Dataset entries:
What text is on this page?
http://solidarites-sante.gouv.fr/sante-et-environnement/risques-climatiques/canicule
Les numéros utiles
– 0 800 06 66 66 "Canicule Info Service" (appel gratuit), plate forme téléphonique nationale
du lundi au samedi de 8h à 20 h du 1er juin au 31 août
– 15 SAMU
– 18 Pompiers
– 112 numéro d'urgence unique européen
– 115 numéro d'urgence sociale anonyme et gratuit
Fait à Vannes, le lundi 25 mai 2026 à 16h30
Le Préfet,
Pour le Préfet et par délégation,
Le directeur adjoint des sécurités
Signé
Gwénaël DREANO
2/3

> Exercise task
Restate the whole of the material exactly.

> Written solution
What text is on this page?
http://solidarites-sante.gouv.fr/sante-et-environnement/risques-climatiques/canicule
Les numéros utiles
– 0 800 06 66 66 "Canicule Info Service" (appel gratuit), plate forme téléphonique nationale
du lundi au samedi de 8h à 20 h du 1er juin au 31 août
– 15 SAMU
– 18 Pompiers
– 112 numéro d'urgence unique européen
– 115 numéro d'urgence sociale anonyme et gratuit
Fait à Vannes, le lundi 25 mai 2026 à 16h30
Le Préfet,
Pour le Préfet et par délégation,
Le directeur adjoint des sécurités
Signé
Gwénaël DREANO
2/3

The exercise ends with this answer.